__Task goal__. How many lines in the entries below contain "数据质量管理"? Answer with the number only.

---- Recorded information

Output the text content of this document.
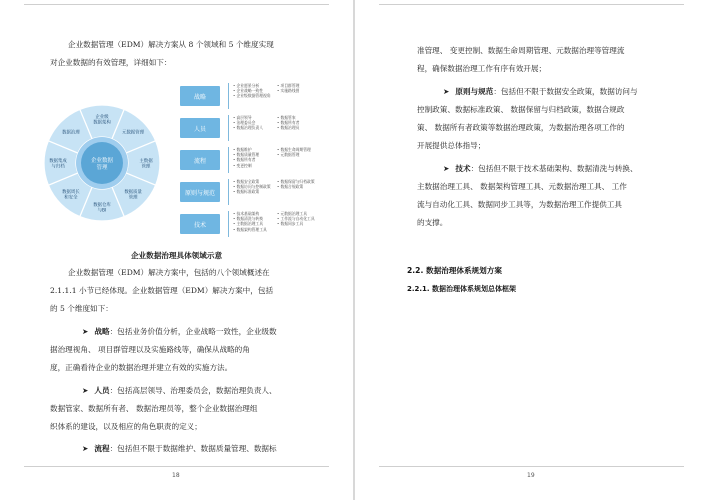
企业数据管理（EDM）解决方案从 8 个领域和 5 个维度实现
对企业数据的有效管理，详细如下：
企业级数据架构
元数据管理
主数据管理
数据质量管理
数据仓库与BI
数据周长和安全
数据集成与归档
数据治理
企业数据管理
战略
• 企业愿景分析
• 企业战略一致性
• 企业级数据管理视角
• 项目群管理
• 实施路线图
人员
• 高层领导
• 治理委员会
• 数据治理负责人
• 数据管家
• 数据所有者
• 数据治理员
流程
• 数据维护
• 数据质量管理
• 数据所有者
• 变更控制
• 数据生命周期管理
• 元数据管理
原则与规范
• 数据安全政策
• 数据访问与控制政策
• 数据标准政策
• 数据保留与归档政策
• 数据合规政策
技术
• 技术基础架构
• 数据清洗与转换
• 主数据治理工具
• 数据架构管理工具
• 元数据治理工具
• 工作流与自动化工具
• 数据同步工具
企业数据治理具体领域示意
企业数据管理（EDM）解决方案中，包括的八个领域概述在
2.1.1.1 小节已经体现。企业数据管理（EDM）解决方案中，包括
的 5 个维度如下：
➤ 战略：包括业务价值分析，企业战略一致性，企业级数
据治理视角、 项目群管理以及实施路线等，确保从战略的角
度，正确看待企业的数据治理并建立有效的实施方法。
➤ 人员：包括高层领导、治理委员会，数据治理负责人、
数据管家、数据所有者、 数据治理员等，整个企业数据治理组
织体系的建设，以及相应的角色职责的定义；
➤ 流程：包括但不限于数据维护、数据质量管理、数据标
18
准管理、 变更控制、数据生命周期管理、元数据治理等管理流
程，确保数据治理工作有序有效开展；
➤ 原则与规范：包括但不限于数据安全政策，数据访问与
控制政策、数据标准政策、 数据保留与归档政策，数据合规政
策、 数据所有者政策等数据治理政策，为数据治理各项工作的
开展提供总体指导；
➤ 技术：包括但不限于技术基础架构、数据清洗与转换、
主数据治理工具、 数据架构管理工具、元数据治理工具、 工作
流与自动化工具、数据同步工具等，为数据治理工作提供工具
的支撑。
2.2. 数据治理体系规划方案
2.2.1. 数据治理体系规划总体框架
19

--------

__Response for this exercise__. 3